(Collected data)
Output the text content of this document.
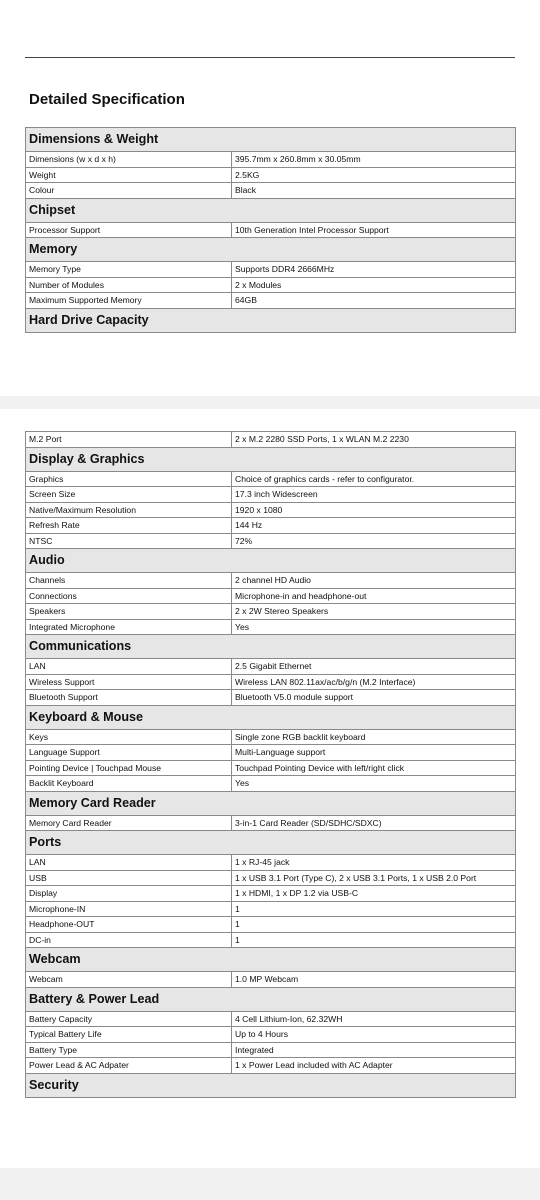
Detailed Specification
Dimensions & Weight	
Dimensions (w x d x h)	395.7mm x 260.8mm x 30.05mm
Weight	2.5KG
Colour	Black
Chipset	
Processor Support	10th Generation Intel Processor Support
Memory	
Memory Type	Supports DDR4 2666MHz
Number of Modules	2 x Modules
Maximum Supported Memory	64GB
Hard Drive Capacity	
M.2 Port	2 x M.2 2280 SSD Ports, 1 x WLAN M.2 2230
Display & Graphics	
Graphics	Choice of graphics cards - refer to configurator.
Screen Size	17.3 inch Widescreen
Native/Maximum Resolution	1920 x 1080
Refresh Rate	144 Hz
NTSC	72%
Audio	
Channels	2 channel HD Audio
Connections	Microphone-in and headphone-out
Speakers	2 x 2W Stereo Speakers
Integrated Microphone	Yes
Communications	
LAN	2.5 Gigabit Ethernet
Wireless Support	Wireless LAN 802.11ax/ac/b/g/n (M.2 Interface)
Bluetooth Support	Bluetooth V5.0 module support
Keyboard & Mouse	
Keys	Single zone RGB backlit keyboard
Language Support	Multi-Language support
Pointing Device | Touchpad Mouse	Touchpad Pointing Device with left/right click
Backlit Keyboard	Yes
Memory Card Reader	
Memory Card Reader	3-in-1 Card Reader (SD/SDHC/SDXC)
Ports	
LAN	1 x RJ-45 jack
USB	1 x USB 3.1 Port (Type C), 2 x USB 3.1 Ports, 1 x USB 2.0 Port
Display	1 x HDMI, 1 x DP 1.2 via USB-C
Microphone-IN	1
Headphone-OUT	1
DC-in	1
Webcam	
Webcam	1.0 MP Webcam
Battery & Power Lead	
Battery Capacity	4 Cell Lithium-Ion, 62.32WH
Typical Battery Life	Up to 4 Hours
Battery Type	Integrated
Power Lead & AC Adpater	1 x Power Lead included with AC Adapter
Security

> _TASK OBJECTIVE_: From the data above, show each line that contains "with".

> _SOLVED PROBLEM_:
Pointing Device | Touchpad Mouse	Touchpad Pointing Device with left/right click
Power Lead & AC Adpater	1 x Power Lead included with AC Adapter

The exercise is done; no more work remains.